* begin INPUT *

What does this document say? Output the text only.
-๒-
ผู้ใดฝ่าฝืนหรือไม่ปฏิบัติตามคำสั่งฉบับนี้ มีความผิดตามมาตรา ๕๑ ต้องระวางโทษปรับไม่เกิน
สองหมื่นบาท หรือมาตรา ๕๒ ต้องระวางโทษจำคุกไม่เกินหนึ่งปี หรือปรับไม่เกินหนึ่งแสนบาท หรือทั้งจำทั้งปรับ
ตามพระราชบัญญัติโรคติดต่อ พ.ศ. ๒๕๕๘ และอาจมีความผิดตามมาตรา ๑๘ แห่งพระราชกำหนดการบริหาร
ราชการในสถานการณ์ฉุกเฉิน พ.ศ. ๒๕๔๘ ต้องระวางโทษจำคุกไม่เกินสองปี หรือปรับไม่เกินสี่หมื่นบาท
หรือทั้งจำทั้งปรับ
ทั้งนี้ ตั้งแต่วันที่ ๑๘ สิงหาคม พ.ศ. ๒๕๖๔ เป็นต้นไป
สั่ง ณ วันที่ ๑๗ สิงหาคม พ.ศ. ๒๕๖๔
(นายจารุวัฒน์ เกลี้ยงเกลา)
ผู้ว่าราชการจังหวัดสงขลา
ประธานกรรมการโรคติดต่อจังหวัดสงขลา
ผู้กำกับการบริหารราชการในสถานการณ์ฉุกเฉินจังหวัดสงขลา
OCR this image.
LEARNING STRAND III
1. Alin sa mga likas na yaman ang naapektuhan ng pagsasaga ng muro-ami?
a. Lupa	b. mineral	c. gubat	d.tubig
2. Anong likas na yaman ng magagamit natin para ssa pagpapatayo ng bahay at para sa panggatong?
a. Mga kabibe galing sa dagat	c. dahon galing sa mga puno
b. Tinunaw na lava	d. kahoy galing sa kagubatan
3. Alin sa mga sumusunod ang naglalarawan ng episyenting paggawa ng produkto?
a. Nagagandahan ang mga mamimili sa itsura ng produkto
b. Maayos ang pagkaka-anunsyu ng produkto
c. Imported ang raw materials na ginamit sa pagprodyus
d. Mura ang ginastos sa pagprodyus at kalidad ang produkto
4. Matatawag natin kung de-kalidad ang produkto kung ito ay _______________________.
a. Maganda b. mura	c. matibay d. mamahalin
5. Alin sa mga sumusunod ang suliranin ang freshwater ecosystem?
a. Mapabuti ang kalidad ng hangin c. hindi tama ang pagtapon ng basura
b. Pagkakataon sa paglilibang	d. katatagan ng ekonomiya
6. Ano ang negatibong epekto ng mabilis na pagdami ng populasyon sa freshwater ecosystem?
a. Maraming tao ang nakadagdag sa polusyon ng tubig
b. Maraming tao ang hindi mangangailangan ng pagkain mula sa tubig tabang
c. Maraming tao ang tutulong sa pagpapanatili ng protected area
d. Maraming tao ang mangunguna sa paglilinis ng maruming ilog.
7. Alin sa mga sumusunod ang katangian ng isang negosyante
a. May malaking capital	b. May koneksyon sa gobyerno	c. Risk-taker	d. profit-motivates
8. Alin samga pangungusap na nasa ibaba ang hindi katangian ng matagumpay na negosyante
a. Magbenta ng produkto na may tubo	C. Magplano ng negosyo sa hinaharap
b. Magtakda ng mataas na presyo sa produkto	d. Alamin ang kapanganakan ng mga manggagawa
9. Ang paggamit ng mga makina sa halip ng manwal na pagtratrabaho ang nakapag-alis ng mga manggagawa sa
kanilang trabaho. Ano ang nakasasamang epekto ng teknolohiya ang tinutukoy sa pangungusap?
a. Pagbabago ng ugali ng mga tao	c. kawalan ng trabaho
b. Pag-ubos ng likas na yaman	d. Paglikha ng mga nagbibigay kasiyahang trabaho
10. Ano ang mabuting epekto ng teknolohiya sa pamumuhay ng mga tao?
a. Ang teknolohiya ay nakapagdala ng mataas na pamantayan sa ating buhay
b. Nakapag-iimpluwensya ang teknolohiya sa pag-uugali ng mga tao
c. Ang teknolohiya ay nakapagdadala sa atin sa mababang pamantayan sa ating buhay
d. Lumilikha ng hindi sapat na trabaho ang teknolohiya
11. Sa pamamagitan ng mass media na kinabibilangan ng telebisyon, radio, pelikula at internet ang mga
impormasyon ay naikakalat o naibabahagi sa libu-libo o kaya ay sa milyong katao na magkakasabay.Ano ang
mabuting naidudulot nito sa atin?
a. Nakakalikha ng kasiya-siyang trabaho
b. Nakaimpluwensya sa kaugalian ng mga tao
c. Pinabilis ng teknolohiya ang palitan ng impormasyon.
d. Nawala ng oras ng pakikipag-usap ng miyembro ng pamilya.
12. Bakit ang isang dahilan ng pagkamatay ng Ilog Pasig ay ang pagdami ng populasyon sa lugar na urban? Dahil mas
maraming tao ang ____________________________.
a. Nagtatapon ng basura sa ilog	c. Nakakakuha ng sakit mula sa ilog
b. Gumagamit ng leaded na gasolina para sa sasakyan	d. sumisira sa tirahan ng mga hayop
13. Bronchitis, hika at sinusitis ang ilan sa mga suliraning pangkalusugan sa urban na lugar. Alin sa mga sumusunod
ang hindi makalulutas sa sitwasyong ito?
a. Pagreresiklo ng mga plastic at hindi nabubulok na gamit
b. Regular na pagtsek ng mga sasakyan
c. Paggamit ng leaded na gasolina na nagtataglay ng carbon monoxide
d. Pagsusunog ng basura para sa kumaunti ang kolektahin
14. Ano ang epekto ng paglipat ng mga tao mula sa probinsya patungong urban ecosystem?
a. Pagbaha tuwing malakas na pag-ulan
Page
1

* end INPUT *

## REQUIRED TASK
Repeat the listing in full, keeping every line exactly as it is.

## TASK RESPONSE
What does this document say? Output the text only.
-๒-
ผู้ใดฝ่าฝืนหรือไม่ปฏิบัติตามคำสั่งฉบับนี้ มีความผิดตามมาตรา ๕๑ ต้องระวางโทษปรับไม่เกิน
สองหมื่นบาท หรือมาตรา ๕๒ ต้องระวางโทษจำคุกไม่เกินหนึ่งปี หรือปรับไม่เกินหนึ่งแสนบาท หรือทั้งจำทั้งปรับ
ตามพระราชบัญญัติโรคติดต่อ พ.ศ. ๒๕๕๘ และอาจมีความผิดตามมาตรา ๑๘ แห่งพระราชกำหนดการบริหาร
ราชการในสถานการณ์ฉุกเฉิน พ.ศ. ๒๕๔๘ ต้องระวางโทษจำคุกไม่เกินสองปี หรือปรับไม่เกินสี่หมื่นบาท
หรือทั้งจำทั้งปรับ
ทั้งนี้ ตั้งแต่วันที่ ๑๘ สิงหาคม พ.ศ. ๒๕๖๔ เป็นต้นไป
สั่ง ณ วันที่ ๑๗ สิงหาคม พ.ศ. ๒๕๖๔
(นายจารุวัฒน์ เกลี้ยงเกลา)
ผู้ว่าราชการจังหวัดสงขลา
ประธานกรรมการโรคติดต่อจังหวัดสงขลา
ผู้กำกับการบริหารราชการในสถานการณ์ฉุกเฉินจังหวัดสงขลา
OCR this image.
LEARNING STRAND III
1. Alin sa mga likas na yaman ang naapektuhan ng pagsasaga ng muro-ami?
a. Lupa	b. mineral	c. gubat	d.tubig
2. Anong likas na yaman ng magagamit natin para ssa pagpapatayo ng bahay at para sa panggatong?
a. Mga kabibe galing sa dagat	c. dahon galing sa mga puno
b. Tinunaw na lava	d. kahoy galing sa kagubatan
3. Alin sa mga sumusunod ang naglalarawan ng episyenting paggawa ng produkto?
a. Nagagandahan ang mga mamimili sa itsura ng produkto
b. Maayos ang pagkaka-anunsyu ng produkto
c. Imported ang raw materials na ginamit sa pagprodyus
d. Mura ang ginastos sa pagprodyus at kalidad ang produkto
4. Matatawag natin kung de-kalidad ang produkto kung ito ay _______________________.
a. Maganda b. mura	c. matibay d. mamahalin
5. Alin sa mga sumusunod ang suliranin ang freshwater ecosystem?
a. Mapabuti ang kalidad ng hangin c. hindi tama ang pagtapon ng basura
b. Pagkakataon sa paglilibang	d. katatagan ng ekonomiya
6. Ano ang negatibong epekto ng mabilis na pagdami ng populasyon sa freshwater ecosystem?
a. Maraming tao ang nakadagdag sa polusyon ng tubig
b. Maraming tao ang hindi mangangailangan ng pagkain mula sa tubig tabang
c. Maraming tao ang tutulong sa pagpapanatili ng protected area
d. Maraming tao ang mangunguna sa paglilinis ng maruming ilog.
7. Alin sa mga sumusunod ang katangian ng isang negosyante
a. May malaking capital	b. May koneksyon sa gobyerno	c. Risk-taker	d. profit-motivates
8. Alin samga pangungusap na nasa ibaba ang hindi katangian ng matagumpay na negosyante
a. Magbenta ng produkto na may tubo	C. Magplano ng negosyo sa hinaharap
b. Magtakda ng mataas na presyo sa produkto	d. Alamin ang kapanganakan ng mga manggagawa
9. Ang paggamit ng mga makina sa halip ng manwal na pagtratrabaho ang nakapag-alis ng mga manggagawa sa
kanilang trabaho. Ano ang nakasasamang epekto ng teknolohiya ang tinutukoy sa pangungusap?
a. Pagbabago ng ugali ng mga tao	c. kawalan ng trabaho
b. Pag-ubos ng likas na yaman	d. Paglikha ng mga nagbibigay kasiyahang trabaho
10. Ano ang mabuting epekto ng teknolohiya sa pamumuhay ng mga tao?
a. Ang teknolohiya ay nakapagdala ng mataas na pamantayan sa ating buhay
b. Nakapag-iimpluwensya ang teknolohiya sa pag-uugali ng mga tao
c. Ang teknolohiya ay nakapagdadala sa atin sa mababang pamantayan sa ating buhay
d. Lumilikha ng hindi sapat na trabaho ang teknolohiya
11. Sa pamamagitan ng mass media na kinabibilangan ng telebisyon, radio, pelikula at internet ang mga
impormasyon ay naikakalat o naibabahagi sa libu-libo o kaya ay sa milyong katao na magkakasabay.Ano ang
mabuting naidudulot nito sa atin?
a. Nakakalikha ng kasiya-siyang trabaho
b. Nakaimpluwensya sa kaugalian ng mga tao
c. Pinabilis ng teknolohiya ang palitan ng impormasyon.
d. Nawala ng oras ng pakikipag-usap ng miyembro ng pamilya.
12. Bakit ang isang dahilan ng pagkamatay ng Ilog Pasig ay ang pagdami ng populasyon sa lugar na urban? Dahil mas
maraming tao ang ____________________________.
a. Nagtatapon ng basura sa ilog	c. Nakakakuha ng sakit mula sa ilog
b. Gumagamit ng leaded na gasolina para sa sasakyan	d. sumisira sa tirahan ng mga hayop
13. Bronchitis, hika at sinusitis ang ilan sa mga suliraning pangkalusugan sa urban na lugar. Alin sa mga sumusunod
ang hindi makalulutas sa sitwasyong ito?
a. Pagreresiklo ng mga plastic at hindi nabubulok na gamit
b. Regular na pagtsek ng mga sasakyan
c. Paggamit ng leaded na gasolina na nagtataglay ng carbon monoxide
d. Pagsusunog ng basura para sa kumaunti ang kolektahin
14. Ano ang epekto ng paglipat ng mga tao mula sa probinsya patungong urban ecosystem?
a. Pagbaha tuwing malakas na pag-ulan
Page
1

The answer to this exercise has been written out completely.